* [DIRECTION]:
Look for the string "JSON" in the lines and copy each line that has it.

[Source data]
•••
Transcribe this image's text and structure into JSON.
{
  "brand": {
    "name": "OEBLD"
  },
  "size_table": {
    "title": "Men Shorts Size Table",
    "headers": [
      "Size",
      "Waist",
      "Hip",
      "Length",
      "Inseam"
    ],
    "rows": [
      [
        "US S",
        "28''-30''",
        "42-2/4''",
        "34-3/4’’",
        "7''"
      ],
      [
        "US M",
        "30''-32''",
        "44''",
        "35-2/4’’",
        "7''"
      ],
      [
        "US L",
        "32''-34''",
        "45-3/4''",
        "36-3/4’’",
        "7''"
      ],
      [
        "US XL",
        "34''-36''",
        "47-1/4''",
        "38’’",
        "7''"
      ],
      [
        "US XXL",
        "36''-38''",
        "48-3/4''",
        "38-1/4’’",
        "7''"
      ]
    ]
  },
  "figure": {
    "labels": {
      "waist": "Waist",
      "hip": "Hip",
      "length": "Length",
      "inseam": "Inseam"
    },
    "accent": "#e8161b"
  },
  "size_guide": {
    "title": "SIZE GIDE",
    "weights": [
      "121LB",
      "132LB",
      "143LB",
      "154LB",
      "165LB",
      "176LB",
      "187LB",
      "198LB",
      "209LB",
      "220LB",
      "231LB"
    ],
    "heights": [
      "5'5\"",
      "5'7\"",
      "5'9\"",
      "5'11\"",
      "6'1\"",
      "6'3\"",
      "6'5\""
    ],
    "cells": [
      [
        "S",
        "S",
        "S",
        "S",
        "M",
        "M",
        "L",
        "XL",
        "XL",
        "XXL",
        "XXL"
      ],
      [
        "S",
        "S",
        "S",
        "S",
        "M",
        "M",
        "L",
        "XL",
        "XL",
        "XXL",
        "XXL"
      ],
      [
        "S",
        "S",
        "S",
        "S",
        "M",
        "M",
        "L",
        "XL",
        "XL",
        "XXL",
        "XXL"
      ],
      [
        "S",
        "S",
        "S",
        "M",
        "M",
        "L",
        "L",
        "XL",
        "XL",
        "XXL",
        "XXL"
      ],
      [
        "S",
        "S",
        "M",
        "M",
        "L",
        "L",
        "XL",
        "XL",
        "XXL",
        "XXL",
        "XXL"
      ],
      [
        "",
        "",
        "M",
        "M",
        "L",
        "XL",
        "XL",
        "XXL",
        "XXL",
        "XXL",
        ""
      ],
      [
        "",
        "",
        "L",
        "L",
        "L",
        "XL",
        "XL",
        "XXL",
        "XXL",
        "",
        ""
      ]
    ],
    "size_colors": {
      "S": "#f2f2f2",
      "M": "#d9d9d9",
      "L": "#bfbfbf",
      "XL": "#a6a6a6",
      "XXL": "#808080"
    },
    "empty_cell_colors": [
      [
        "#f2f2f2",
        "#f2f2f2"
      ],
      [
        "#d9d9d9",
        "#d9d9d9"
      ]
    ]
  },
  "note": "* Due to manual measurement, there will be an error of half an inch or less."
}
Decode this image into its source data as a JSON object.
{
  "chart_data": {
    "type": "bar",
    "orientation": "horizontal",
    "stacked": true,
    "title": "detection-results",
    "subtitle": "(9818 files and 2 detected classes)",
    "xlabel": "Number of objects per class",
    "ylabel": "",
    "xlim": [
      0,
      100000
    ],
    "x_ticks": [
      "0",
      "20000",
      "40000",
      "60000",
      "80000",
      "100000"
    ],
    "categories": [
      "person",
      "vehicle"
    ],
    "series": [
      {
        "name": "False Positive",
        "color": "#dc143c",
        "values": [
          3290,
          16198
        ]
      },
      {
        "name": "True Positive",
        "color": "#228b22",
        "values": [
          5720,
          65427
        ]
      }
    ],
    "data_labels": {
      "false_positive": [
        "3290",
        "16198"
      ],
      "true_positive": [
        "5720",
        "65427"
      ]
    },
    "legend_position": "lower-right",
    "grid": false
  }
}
•••
* [SOLUTION BELOW]:
Transcribe this image's text and structure into JSON.
Decode this image into its source data as a JSON object.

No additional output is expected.